• ENTRIES
##########

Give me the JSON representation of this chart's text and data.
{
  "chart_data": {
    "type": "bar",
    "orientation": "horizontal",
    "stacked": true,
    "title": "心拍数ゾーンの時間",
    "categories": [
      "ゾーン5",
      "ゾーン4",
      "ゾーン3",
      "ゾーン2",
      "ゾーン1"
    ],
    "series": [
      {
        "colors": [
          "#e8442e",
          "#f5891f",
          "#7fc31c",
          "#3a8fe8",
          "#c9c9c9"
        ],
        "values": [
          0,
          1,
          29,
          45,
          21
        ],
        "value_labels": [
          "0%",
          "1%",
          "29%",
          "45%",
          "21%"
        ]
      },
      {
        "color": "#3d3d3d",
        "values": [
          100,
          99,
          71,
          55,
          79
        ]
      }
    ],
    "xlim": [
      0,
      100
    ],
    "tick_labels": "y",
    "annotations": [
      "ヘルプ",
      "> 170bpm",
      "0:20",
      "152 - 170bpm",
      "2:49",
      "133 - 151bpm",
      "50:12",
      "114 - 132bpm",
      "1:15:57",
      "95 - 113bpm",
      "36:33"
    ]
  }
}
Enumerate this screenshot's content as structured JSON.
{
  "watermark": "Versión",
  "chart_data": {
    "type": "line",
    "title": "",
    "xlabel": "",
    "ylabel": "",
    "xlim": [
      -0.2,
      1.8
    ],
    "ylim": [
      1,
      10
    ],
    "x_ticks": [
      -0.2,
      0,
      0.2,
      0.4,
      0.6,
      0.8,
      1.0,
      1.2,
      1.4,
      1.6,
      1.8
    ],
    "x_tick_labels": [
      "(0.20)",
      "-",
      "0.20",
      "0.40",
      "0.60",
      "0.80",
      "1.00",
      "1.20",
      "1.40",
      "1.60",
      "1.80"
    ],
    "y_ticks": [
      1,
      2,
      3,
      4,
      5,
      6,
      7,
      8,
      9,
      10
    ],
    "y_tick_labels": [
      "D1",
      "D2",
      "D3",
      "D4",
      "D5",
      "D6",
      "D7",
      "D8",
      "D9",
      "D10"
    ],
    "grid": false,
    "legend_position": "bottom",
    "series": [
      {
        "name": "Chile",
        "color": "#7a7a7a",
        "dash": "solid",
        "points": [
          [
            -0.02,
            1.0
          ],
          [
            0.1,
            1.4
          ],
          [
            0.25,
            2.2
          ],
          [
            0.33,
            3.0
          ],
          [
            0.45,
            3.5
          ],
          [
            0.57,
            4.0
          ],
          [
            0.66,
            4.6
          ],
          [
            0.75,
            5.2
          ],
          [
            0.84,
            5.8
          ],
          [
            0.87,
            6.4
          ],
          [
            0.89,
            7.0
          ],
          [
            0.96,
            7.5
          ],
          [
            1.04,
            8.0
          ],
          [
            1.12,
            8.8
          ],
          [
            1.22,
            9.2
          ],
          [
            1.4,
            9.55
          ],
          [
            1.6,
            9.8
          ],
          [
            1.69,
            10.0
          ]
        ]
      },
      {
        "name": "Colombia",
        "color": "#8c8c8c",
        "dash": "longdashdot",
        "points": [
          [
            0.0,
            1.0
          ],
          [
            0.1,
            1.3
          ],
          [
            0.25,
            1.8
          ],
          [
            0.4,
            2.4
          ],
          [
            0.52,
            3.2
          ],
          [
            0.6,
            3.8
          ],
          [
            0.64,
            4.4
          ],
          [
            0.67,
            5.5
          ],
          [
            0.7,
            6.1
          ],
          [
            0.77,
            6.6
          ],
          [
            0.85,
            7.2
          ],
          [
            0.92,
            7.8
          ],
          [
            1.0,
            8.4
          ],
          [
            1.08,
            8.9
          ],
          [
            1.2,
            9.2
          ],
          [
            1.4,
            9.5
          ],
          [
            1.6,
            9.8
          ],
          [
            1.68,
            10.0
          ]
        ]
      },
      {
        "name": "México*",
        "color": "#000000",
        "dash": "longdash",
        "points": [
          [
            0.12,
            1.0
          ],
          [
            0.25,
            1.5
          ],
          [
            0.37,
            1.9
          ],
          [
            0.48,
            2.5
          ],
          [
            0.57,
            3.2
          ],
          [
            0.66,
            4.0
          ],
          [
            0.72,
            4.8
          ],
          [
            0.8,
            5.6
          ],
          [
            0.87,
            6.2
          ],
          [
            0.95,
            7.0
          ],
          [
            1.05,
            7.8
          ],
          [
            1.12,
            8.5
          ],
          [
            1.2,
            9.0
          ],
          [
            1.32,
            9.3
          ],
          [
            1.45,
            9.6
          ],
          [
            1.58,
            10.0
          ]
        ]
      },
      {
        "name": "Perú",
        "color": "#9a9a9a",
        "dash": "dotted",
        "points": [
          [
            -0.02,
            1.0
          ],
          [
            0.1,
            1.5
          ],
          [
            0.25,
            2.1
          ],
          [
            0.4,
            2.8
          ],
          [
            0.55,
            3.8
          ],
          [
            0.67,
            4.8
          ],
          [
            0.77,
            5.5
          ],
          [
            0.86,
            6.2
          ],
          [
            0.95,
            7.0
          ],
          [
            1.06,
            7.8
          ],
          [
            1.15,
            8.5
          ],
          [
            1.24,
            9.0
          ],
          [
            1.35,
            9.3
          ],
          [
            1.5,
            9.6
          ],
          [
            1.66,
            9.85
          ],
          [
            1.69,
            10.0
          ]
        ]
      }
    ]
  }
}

##########

• YOUR INSTRUCTIONS
Write out the whole listing exactly.

• REPLY
Give me the JSON representation of this chart's text and data.
{
  "chart_data": {
    "type": "bar",
    "orientation": "horizontal",
    "stacked": true,
    "title": "心拍数ゾーンの時間",
    "categories": [
      "ゾーン5",
      "ゾーン4",
      "ゾーン3",
      "ゾーン2",
      "ゾーン1"
    ],
    "series": [
      {
        "colors": [
          "#e8442e",
          "#f5891f",
          "#7fc31c",
          "#3a8fe8",
          "#c9c9c9"
        ],
        "values": [
          0,
          1,
          29,
          45,
          21
        ],
        "value_labels": [
          "0%",
          "1%",
          "29%",
          "45%",
          "21%"
        ]
      },
      {
        "color": "#3d3d3d",
        "values": [
          100,
          99,
          71,
          55,
          79
        ]
      }
    ],
    "xlim": [
      0,
      100
    ],
    "tick_labels": "y",
    "annotations": [
      "ヘルプ",
      "> 170bpm",
      "0:20",
      "152 - 170bpm",
      "2:49",
      "133 - 151bpm",
      "50:12",
      "114 - 132bpm",
      "1:15:57",
      "95 - 113bpm",
      "36:33"
    ]
  }
}
Enumerate this screenshot's content as structured JSON.
{
  "watermark": "Versión",
  "chart_data": {
    "type": "line",
    "title": "",
    "xlabel": "",
    "ylabel": "",
    "xlim": [
      -0.2,
      1.8
    ],
    "ylim": [
      1,
      10
    ],
    "x_ticks": [
      -0.2,
      0,
      0.2,
      0.4,
      0.6,
      0.8,
      1.0,
      1.2,
      1.4,
      1.6,
      1.8
    ],
    "x_tick_labels": [
      "(0.20)",
      "-",
      "0.20",
      "0.40",
      "0.60",
      "0.80",
      "1.00",
      "1.20",
      "1.40",
      "1.60",
      "1.80"
    ],
    "y_ticks": [
      1,
      2,
      3,
      4,
      5,
      6,
      7,
      8,
      9,
      10
    ],
    "y_tick_labels": [
      "D1",
      "D2",
      "D3",
      "D4",
      "D5",
      "D6",
      "D7",
      "D8",
      "D9",
      "D10"
    ],
    "grid": false,
    "legend_position": "bottom",
    "series": [
      {
        "name": "Chile",
        "color": "#7a7a7a",
        "dash": "solid",
        "points": [
          [
            -0.02,
            1.0
          ],
          [
            0.1,
            1.4
          ],
          [
            0.25,
            2.2
          ],
          [
            0.33,
            3.0
          ],
          [
            0.45,
            3.5
          ],
          [
            0.57,
            4.0
          ],
          [
            0.66,
            4.6
          ],
          [
            0.75,
            5.2
          ],
          [
            0.84,
            5.8
          ],
          [
            0.87,
            6.4
          ],
          [
            0.89,
            7.0
          ],
          [
            0.96,
            7.5
          ],
          [
            1.04,
            8.0
          ],
          [
            1.12,
            8.8
          ],
          [
            1.22,
            9.2
          ],
          [
            1.4,
            9.55
          ],
          [
            1.6,
            9.8
          ],
          [
            1.69,
            10.0
          ]
        ]
      },
      {
        "name": "Colombia",
        "color": "#8c8c8c",
        "dash": "longdashdot",
        "points": [
          [
            0.0,
            1.0
          ],
          [
            0.1,
            1.3
          ],
          [
            0.25,
            1.8
          ],
          [
            0.4,
            2.4
          ],
          [
            0.52,
            3.2
          ],
          [
            0.6,
            3.8
          ],
          [
            0.64,
            4.4
          ],
          [
            0.67,
            5.5
          ],
          [
            0.7,
            6.1
          ],
          [
            0.77,
            6.6
          ],
          [
            0.85,
            7.2
          ],
          [
            0.92,
            7.8
          ],
          [
            1.0,
            8.4
          ],
          [
            1.08,
            8.9
          ],
          [
            1.2,
            9.2
          ],
          [
            1.4,
            9.5
          ],
          [
            1.6,
            9.8
          ],
          [
            1.68,
            10.0
          ]
        ]
      },
      {
        "name": "México*",
        "color": "#000000",
        "dash": "longdash",
        "points": [
          [
            0.12,
            1.0
          ],
          [
            0.25,
            1.5
          ],
          [
            0.37,
            1.9
          ],
          [
            0.48,
            2.5
          ],
          [
            0.57,
            3.2
          ],
          [
            0.66,
            4.0
          ],
          [
            0.72,
            4.8
          ],
          [
            0.8,
            5.6
          ],
          [
            0.87,
            6.2
          ],
          [
            0.95,
            7.0
          ],
          [
            1.05,
            7.8
          ],
          [
            1.12,
            8.5
          ],
          [
            1.2,
            9.0
          ],
          [
            1.32,
            9.3
          ],
          [
            1.45,
            9.6
          ],
          [
            1.58,
            10.0
          ]
        ]
      },
      {
        "name": "Perú",
        "color": "#9a9a9a",
        "dash": "dotted",
        "points": [
          [
            -0.02,
            1.0
          ],
          [
            0.1,
            1.5
          ],
          [
            0.25,
            2.1
          ],
          [
            0.4,
            2.8
          ],
          [
            0.55,
            3.8
          ],
          [
            0.67,
            4.8
          ],
          [
            0.77,
            5.5
          ],
          [
            0.86,
            6.2
          ],
          [
            0.95,
            7.0
          ],
          [
            1.06,
            7.8
          ],
          [
            1.15,
            8.5
          ],
          [
            1.24,
            9.0
          ],
          [
            1.35,
            9.3
          ],
          [
            1.5,
            9.6
          ],
          [
            1.66,
            9.85
          ],
          [
            1.69,
            10.0
          ]
        ]
      }
    ]
  }
}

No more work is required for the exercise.